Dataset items
########

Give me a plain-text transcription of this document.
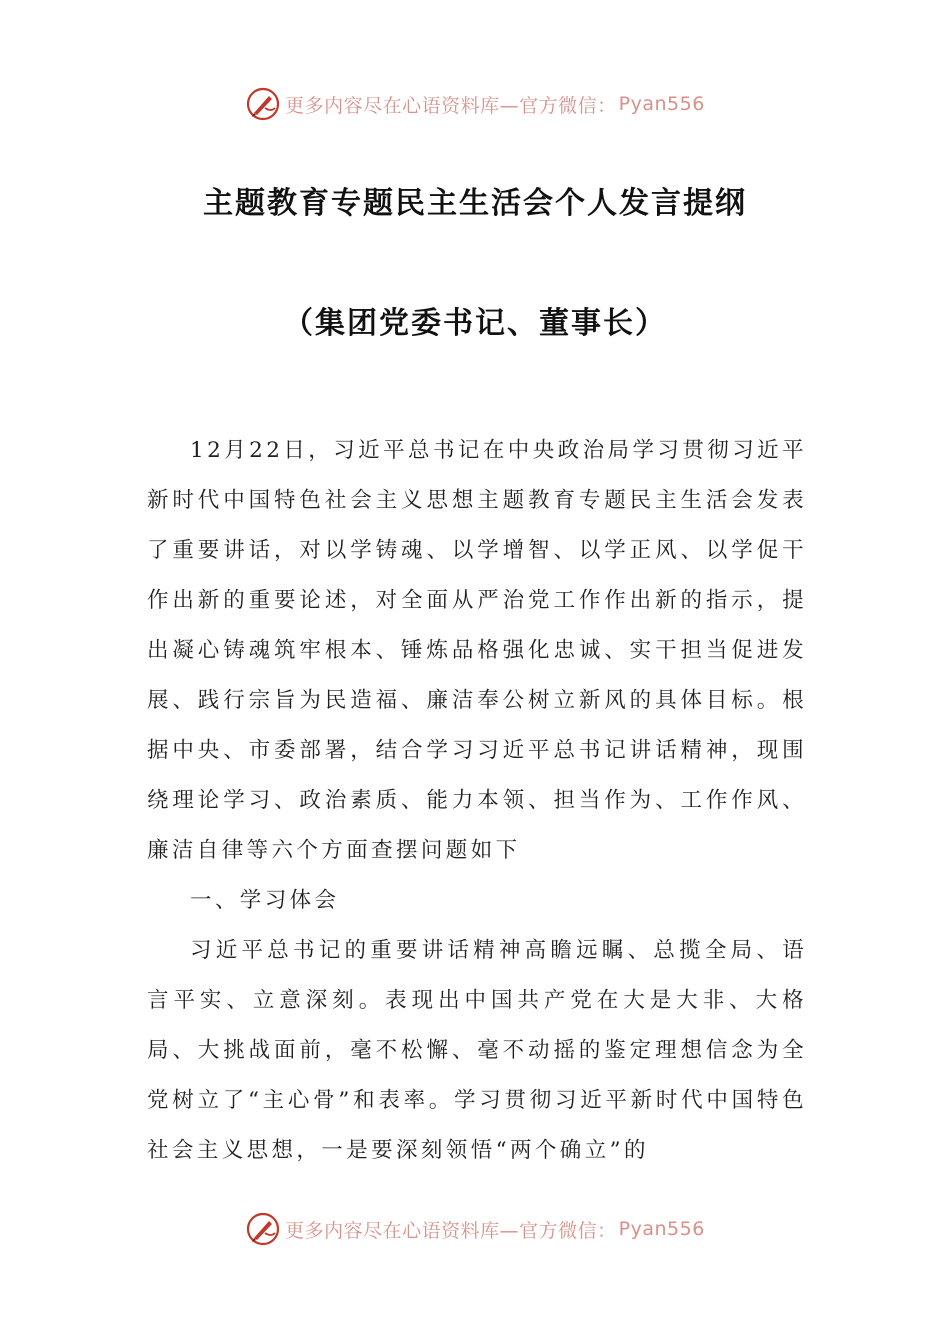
更多内容尽在心语资料库—官方微信： Pyan556
主题教育专题民主生活会个人发言提纲
（集团党委书记、董事长）

12月22日，习近平总书记在中央政治局学习贯彻习近平新时代中国特色社会主义思想主题教育专题民主生活会发表了重要讲话，对以学铸魂、以学增智、以学正风、以学促干作出新的重要论述，对全面从严治党工作作出新的指示，提出凝心铸魂筑牢根本、锤炼品格强化忠诚、实干担当促进发展、践行宗旨为民造福、廉洁奉公树立新风的具体目标。根据中央、市委部署，结合学习习近平总书记讲话精神，现围绕理论学习、政治素质、能力本领、担当作为、工作作风、廉洁自律等六个方面查摆问题如下

一、学习体会

习近平总书记的重要讲话精神高瞻远瞩、总揽全局、语言平实、立意深刻。表现出中国共产党在大是大非、大格局、大挑战面前，毫不松懈、毫不动摇的鉴定理想信念为全党树立了“主心骨”和表率。学习贯彻习近平新时代中国特色社会主义思想，一是要深刻领悟“两个确立”的

更多内容尽在心语资料库—官方微信： Pyan556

########

Restate the whole of the material word for word without the pictures.

*WRITTEN ANSWER*:
Give me a plain-text transcription of this document.
更多内容尽在心语资料库—官方微信： Pyan556
主题教育专题民主生活会个人发言提纲
（集团党委书记、董事长）

12月22日，习近平总书记在中央政治局学习贯彻习近平新时代中国特色社会主义思想主题教育专题民主生活会发表了重要讲话，对以学铸魂、以学增智、以学正风、以学促干作出新的重要论述，对全面从严治党工作作出新的指示，提出凝心铸魂筑牢根本、锤炼品格强化忠诚、实干担当促进发展、践行宗旨为民造福、廉洁奉公树立新风的具体目标。根据中央、市委部署，结合学习习近平总书记讲话精神，现围绕理论学习、政治素质、能力本领、担当作为、工作作风、廉洁自律等六个方面查摆问题如下

一、学习体会

习近平总书记的重要讲话精神高瞻远瞩、总揽全局、语言平实、立意深刻。表现出中国共产党在大是大非、大格局、大挑战面前，毫不松懈、毫不动摇的鉴定理想信念为全党树立了“主心骨”和表率。学习贯彻习近平新时代中国特色社会主义思想，一是要深刻领悟“两个确立”的

更多内容尽在心语资料库—官方微信： Pyan556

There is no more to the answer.